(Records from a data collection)
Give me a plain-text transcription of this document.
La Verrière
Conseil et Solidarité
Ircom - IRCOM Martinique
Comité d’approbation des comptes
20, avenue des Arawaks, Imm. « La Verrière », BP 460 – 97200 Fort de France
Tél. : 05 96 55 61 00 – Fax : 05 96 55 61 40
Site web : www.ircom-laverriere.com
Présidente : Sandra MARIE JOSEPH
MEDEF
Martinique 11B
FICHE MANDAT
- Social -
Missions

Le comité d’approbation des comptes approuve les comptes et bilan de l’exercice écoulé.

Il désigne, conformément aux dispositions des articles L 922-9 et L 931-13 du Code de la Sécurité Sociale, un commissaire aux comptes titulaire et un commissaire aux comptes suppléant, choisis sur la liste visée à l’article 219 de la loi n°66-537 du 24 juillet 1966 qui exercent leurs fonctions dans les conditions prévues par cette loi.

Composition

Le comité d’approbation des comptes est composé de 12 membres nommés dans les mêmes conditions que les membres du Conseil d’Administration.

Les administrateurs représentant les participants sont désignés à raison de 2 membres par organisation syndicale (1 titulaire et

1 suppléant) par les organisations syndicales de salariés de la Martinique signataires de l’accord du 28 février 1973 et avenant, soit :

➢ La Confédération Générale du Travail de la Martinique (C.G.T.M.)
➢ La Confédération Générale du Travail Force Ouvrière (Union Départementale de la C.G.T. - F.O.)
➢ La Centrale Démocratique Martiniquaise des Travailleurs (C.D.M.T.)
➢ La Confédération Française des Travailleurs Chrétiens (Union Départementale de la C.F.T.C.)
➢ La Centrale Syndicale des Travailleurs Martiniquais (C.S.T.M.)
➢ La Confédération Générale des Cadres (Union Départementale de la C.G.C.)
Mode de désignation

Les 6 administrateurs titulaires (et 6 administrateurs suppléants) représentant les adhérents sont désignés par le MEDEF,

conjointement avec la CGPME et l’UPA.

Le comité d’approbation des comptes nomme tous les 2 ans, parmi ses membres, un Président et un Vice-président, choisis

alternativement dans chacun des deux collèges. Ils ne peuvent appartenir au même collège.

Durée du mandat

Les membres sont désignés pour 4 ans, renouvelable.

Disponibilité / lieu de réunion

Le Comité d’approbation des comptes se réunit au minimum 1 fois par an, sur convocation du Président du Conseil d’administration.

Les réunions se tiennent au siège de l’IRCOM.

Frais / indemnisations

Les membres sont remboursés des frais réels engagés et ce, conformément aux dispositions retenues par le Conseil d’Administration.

## Objective
Search the data for "MEDEF". Copy every line that has it.

## Completed exercise
MEDEF
Les 6 administrateurs titulaires (et 6 administrateurs suppléants) représentant les adhérents sont désignés par le MEDEF,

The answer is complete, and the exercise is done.